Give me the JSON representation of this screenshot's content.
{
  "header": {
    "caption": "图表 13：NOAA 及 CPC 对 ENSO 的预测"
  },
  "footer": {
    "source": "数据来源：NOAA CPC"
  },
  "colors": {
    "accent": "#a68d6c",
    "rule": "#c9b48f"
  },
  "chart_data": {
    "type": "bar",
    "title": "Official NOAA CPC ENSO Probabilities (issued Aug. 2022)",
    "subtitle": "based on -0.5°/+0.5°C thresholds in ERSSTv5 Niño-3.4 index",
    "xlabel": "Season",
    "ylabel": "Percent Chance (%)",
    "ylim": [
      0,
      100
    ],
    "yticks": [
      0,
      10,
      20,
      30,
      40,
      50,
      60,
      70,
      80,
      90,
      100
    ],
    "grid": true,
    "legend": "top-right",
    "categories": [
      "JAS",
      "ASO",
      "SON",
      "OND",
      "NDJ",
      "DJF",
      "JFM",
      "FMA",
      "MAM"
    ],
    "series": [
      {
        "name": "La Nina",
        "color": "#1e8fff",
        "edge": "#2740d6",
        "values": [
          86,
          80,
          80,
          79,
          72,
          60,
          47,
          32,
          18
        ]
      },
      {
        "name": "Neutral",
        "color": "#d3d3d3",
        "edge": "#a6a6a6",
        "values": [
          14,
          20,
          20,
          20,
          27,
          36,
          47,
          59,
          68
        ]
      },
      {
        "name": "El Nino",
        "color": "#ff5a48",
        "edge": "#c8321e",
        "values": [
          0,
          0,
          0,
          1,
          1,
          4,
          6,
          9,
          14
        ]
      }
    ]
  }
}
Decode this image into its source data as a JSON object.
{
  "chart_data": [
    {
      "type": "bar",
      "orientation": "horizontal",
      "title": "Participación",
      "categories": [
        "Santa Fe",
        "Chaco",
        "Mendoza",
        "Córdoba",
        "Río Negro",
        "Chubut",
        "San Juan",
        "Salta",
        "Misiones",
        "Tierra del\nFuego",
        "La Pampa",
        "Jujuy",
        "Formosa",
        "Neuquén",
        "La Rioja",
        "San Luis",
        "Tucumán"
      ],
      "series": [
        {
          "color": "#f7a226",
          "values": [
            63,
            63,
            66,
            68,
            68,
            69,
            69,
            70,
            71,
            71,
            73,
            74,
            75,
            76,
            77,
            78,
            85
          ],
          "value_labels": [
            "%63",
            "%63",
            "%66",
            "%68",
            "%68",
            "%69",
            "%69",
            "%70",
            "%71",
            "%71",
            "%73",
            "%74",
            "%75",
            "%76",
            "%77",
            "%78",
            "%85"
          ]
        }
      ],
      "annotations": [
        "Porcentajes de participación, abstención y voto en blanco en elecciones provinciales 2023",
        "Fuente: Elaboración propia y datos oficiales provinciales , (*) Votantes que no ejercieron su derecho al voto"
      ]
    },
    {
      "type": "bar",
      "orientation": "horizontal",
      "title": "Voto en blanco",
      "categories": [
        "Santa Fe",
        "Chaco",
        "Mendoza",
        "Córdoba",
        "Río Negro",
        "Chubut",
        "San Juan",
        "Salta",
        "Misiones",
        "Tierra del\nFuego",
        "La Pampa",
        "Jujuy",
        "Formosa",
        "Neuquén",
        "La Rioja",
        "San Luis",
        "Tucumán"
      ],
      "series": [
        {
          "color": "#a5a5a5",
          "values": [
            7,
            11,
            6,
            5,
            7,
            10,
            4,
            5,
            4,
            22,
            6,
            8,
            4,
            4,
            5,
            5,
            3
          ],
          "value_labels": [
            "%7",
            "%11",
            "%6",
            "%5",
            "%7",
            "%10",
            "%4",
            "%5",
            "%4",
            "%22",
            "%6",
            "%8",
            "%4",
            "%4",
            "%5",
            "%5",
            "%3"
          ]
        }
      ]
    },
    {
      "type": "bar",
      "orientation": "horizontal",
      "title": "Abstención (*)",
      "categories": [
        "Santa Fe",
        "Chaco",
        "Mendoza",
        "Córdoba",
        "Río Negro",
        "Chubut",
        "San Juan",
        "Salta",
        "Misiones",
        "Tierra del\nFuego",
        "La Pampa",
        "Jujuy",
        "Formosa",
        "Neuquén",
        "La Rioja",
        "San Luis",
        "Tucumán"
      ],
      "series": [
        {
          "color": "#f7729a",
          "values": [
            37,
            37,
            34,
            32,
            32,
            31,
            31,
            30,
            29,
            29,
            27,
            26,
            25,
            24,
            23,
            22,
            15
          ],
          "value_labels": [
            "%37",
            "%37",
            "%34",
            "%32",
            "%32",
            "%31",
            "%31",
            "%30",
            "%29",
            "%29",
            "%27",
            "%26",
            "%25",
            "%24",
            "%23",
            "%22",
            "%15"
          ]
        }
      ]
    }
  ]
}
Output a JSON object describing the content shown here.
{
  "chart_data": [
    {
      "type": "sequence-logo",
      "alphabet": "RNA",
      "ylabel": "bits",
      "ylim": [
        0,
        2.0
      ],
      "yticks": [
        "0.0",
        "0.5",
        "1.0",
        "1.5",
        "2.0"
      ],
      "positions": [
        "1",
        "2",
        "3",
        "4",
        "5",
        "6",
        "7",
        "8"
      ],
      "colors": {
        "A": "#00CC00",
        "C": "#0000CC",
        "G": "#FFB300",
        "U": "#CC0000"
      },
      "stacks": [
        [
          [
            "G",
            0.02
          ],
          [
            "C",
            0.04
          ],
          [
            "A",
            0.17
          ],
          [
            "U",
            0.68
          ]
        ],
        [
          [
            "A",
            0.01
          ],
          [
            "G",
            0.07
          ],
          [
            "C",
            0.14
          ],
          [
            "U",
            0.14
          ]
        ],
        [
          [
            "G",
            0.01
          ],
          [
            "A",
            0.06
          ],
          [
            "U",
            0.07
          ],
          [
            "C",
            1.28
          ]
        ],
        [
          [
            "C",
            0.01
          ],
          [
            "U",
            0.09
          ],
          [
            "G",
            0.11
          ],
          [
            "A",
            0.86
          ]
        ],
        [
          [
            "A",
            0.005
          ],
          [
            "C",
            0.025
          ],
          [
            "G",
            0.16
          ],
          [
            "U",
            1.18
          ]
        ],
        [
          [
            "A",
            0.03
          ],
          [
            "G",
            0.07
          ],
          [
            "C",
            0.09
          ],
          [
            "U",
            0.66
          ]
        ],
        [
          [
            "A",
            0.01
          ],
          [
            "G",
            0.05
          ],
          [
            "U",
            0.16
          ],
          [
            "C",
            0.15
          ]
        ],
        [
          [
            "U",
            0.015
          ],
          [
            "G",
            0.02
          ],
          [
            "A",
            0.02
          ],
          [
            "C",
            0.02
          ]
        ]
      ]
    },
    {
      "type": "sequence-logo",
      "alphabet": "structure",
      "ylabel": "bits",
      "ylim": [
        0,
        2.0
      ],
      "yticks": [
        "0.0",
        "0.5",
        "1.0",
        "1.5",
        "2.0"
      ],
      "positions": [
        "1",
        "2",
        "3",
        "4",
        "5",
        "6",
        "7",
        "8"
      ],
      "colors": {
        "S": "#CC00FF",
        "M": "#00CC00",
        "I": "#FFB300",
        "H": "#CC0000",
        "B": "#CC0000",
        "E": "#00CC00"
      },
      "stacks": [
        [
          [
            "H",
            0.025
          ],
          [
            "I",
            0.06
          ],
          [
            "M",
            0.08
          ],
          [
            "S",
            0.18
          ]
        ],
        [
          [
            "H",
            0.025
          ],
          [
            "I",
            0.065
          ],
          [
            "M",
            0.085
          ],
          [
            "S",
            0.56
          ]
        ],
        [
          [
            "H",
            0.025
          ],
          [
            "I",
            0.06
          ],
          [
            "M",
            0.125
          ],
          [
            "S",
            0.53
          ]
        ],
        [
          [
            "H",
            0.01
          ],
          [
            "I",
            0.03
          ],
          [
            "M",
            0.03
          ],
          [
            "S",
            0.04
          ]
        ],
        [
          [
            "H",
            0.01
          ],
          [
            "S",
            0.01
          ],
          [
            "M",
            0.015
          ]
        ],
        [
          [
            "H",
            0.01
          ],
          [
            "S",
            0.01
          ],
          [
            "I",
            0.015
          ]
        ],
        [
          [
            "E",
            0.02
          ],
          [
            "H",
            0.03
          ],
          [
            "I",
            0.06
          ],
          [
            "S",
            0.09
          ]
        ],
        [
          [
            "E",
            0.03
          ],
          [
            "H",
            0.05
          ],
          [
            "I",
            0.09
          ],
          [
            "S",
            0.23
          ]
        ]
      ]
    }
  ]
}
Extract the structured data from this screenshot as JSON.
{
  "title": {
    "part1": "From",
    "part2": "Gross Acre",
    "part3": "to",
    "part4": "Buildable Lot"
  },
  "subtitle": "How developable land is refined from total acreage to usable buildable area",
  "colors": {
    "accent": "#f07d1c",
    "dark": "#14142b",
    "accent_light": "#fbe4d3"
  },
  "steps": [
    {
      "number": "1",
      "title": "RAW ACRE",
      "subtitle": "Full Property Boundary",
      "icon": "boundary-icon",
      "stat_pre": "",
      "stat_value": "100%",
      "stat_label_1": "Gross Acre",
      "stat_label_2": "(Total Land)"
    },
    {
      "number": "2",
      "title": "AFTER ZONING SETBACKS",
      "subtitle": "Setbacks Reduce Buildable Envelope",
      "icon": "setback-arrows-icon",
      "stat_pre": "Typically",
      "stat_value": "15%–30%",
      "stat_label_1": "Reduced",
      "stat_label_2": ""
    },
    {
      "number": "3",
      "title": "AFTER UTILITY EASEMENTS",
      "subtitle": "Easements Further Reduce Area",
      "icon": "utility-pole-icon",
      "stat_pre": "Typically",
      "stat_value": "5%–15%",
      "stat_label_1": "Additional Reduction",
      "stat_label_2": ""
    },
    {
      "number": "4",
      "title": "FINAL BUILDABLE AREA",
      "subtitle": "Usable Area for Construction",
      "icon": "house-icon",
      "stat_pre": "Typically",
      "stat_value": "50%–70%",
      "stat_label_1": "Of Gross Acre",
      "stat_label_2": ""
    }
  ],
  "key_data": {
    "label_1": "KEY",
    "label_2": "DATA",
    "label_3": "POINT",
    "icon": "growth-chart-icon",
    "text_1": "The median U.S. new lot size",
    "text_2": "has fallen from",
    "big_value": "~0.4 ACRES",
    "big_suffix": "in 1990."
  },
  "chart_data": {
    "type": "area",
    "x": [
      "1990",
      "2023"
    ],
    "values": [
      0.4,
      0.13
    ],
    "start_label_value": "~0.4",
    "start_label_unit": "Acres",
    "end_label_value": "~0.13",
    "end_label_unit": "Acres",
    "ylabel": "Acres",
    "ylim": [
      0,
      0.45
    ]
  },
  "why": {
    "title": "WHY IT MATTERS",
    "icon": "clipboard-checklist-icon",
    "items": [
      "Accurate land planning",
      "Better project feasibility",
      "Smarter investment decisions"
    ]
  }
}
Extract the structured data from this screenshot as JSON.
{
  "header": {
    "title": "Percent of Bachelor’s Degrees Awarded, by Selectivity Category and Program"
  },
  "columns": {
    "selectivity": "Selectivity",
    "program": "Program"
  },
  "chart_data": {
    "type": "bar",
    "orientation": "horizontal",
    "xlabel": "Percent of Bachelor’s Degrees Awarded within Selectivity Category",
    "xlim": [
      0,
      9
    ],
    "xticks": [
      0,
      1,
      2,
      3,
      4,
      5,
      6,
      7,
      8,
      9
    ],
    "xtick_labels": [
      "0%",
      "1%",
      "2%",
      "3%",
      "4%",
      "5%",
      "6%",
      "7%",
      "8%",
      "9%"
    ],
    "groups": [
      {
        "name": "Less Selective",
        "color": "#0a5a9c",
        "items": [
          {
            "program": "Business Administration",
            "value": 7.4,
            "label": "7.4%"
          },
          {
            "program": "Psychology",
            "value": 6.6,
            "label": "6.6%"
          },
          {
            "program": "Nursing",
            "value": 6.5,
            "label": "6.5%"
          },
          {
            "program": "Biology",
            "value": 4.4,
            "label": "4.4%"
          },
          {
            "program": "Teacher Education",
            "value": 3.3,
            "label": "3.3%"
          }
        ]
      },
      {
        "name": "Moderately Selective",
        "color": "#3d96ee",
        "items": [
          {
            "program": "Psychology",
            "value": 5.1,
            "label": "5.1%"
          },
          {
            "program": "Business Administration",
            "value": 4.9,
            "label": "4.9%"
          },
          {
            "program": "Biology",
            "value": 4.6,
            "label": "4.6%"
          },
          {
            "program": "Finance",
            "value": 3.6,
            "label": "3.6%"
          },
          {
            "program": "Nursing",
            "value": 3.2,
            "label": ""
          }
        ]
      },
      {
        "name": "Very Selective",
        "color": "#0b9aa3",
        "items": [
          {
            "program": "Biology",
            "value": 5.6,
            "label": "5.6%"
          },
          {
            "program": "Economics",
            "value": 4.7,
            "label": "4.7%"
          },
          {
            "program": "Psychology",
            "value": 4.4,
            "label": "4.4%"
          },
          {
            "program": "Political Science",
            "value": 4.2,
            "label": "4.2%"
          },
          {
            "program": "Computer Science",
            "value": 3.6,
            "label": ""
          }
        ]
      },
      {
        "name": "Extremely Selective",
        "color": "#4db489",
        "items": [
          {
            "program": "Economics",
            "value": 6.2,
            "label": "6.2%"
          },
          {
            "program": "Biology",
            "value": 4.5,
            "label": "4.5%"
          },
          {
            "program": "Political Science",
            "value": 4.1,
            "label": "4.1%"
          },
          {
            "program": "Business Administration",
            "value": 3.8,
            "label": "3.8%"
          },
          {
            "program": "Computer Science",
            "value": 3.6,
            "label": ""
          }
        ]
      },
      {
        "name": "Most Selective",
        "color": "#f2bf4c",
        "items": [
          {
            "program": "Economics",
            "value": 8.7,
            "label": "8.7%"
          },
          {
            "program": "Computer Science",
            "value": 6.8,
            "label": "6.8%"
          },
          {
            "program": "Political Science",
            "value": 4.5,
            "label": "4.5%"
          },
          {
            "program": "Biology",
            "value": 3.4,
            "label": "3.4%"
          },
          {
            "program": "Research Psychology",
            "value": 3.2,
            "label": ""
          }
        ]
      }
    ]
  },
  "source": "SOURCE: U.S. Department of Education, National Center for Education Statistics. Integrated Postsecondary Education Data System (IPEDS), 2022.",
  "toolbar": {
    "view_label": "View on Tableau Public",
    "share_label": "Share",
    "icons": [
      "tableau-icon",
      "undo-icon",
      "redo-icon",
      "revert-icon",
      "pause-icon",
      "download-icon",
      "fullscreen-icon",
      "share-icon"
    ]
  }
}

* * * * * * *

_TASK_
Scan the material above. Copy each line that holds the word "Percent".

_RESULT OF THIS EXERCISE_
    "ylabel": "Percent Chance (%)",
    "title": "Percent of Bachelor’s Degrees Awarded, by Selectivity Category and Program"
    "xlabel": "Percent of Bachelor’s Degrees Awarded within Selectivity Category",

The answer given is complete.